Written exercise
Search the data for the word "improvement" and copy every line where it occurs.

=======

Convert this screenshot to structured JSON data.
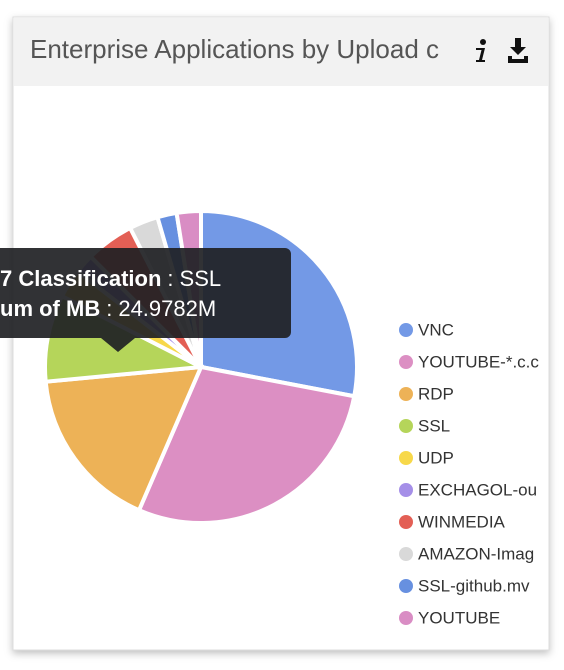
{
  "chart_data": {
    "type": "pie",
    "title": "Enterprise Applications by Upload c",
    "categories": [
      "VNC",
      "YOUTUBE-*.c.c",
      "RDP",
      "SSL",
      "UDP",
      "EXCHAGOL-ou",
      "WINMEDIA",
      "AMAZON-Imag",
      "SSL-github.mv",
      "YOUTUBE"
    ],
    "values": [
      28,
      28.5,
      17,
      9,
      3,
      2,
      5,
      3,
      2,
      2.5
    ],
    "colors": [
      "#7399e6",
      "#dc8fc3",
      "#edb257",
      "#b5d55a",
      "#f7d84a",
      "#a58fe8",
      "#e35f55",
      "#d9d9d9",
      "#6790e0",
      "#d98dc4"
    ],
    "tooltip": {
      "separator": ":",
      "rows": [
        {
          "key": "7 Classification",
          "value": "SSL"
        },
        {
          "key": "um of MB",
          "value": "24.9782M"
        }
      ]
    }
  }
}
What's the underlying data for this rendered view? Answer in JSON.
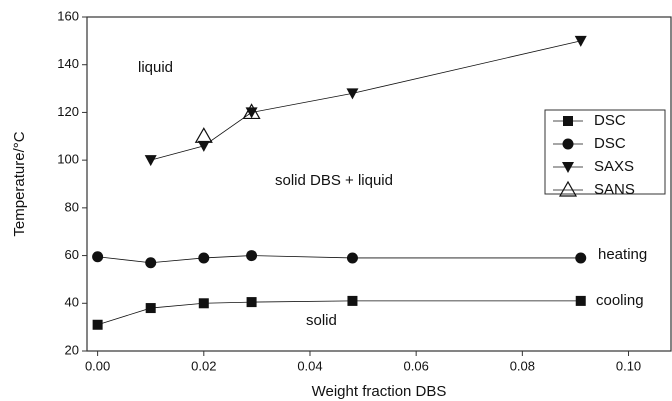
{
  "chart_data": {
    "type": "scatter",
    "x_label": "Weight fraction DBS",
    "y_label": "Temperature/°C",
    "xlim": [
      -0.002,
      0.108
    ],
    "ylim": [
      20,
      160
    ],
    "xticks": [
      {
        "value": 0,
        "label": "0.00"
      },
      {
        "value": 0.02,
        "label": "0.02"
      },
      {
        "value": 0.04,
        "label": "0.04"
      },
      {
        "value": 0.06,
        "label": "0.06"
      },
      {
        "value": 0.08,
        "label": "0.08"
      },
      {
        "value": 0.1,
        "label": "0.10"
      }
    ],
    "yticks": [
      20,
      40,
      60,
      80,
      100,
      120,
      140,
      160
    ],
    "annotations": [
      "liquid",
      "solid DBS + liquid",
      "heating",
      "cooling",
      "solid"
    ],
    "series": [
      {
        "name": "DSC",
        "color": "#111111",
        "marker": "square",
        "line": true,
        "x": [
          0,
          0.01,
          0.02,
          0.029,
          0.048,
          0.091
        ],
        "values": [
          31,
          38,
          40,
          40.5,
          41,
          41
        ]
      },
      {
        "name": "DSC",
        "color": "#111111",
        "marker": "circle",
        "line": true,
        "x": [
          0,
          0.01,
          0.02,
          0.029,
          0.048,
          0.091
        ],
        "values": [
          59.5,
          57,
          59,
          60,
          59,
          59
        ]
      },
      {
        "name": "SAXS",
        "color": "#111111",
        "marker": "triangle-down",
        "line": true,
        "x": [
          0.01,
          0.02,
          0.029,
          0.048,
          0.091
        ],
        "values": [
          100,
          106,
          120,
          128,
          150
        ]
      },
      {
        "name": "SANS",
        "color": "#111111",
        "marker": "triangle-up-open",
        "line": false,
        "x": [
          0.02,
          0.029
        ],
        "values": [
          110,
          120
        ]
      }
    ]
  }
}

=======

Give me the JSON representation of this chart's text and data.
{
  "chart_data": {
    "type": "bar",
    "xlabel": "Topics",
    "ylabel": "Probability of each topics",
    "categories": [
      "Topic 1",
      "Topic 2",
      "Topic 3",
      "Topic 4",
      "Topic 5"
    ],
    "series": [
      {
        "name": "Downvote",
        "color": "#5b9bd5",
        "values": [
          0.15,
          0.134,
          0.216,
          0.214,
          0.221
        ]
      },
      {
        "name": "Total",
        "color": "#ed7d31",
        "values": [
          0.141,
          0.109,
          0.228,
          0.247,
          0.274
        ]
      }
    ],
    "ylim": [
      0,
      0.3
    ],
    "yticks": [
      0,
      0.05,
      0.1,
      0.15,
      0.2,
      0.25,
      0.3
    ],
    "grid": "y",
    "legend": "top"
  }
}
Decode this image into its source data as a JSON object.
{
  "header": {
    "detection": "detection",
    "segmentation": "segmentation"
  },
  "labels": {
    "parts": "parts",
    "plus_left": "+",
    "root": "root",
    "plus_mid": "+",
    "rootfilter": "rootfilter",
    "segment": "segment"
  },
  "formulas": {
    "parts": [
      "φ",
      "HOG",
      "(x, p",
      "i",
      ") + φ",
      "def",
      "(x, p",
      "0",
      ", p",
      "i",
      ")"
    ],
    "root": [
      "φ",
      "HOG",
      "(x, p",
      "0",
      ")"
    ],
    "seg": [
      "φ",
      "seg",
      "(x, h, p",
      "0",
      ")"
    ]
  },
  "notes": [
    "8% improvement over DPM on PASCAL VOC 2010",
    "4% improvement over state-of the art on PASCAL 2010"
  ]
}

=======

Full answer
    "8% improvement over DPM on PASCAL VOC 2010",
    "4% improvement over state-of the art on PASCAL 2010"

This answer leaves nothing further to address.